• **Task brief**
Restate the entire listing word for word.

----- Provided data -----

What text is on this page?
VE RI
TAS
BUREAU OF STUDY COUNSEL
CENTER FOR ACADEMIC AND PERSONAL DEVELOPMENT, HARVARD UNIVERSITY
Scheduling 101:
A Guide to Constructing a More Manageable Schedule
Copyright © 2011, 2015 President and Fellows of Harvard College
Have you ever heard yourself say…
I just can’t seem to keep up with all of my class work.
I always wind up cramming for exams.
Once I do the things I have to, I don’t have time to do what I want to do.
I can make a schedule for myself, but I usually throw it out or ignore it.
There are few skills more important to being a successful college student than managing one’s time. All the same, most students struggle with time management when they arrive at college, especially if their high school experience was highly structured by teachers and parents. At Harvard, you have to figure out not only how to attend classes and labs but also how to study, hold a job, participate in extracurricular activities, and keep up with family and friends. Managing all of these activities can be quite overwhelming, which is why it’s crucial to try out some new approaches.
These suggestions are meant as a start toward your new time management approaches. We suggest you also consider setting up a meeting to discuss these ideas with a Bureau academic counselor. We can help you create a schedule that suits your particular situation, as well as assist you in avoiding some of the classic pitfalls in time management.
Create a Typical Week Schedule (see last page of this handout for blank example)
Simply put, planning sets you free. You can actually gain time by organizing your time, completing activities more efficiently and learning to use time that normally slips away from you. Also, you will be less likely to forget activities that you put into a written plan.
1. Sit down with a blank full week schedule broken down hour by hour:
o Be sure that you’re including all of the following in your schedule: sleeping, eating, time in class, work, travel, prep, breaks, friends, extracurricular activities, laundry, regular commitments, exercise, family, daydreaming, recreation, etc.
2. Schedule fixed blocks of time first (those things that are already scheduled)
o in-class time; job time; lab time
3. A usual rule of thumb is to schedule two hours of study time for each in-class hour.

-----

• **Solved exercise**
What text is on this page?
VE RI
TAS
BUREAU OF STUDY COUNSEL
CENTER FOR ACADEMIC AND PERSONAL DEVELOPMENT, HARVARD UNIVERSITY
Scheduling 101:
A Guide to Constructing a More Manageable Schedule
Copyright © 2011, 2015 President and Fellows of Harvard College
Have you ever heard yourself say…
I just can’t seem to keep up with all of my class work.
I always wind up cramming for exams.
Once I do the things I have to, I don’t have time to do what I want to do.
I can make a schedule for myself, but I usually throw it out or ignore it.
There are few skills more important to being a successful college student than managing one’s time. All the same, most students struggle with time management when they arrive at college, especially if their high school experience was highly structured by teachers and parents. At Harvard, you have to figure out not only how to attend classes and labs but also how to study, hold a job, participate in extracurricular activities, and keep up with family and friends. Managing all of these activities can be quite overwhelming, which is why it’s crucial to try out some new approaches.
These suggestions are meant as a start toward your new time management approaches. We suggest you also consider setting up a meeting to discuss these ideas with a Bureau academic counselor. We can help you create a schedule that suits your particular situation, as well as assist you in avoiding some of the classic pitfalls in time management.
Create a Typical Week Schedule (see last page of this handout for blank example)
Simply put, planning sets you free. You can actually gain time by organizing your time, completing activities more efficiently and learning to use time that normally slips away from you. Also, you will be less likely to forget activities that you put into a written plan.
1. Sit down with a blank full week schedule broken down hour by hour:
o Be sure that you’re including all of the following in your schedule: sleeping, eating, time in class, work, travel, prep, breaks, friends, extracurricular activities, laundry, regular commitments, exercise, family, daydreaming, recreation, etc.
2. Schedule fixed blocks of time first (those things that are already scheduled)
o in-class time; job time; lab time
3. A usual rule of thumb is to schedule two hours of study time for each in-class hour.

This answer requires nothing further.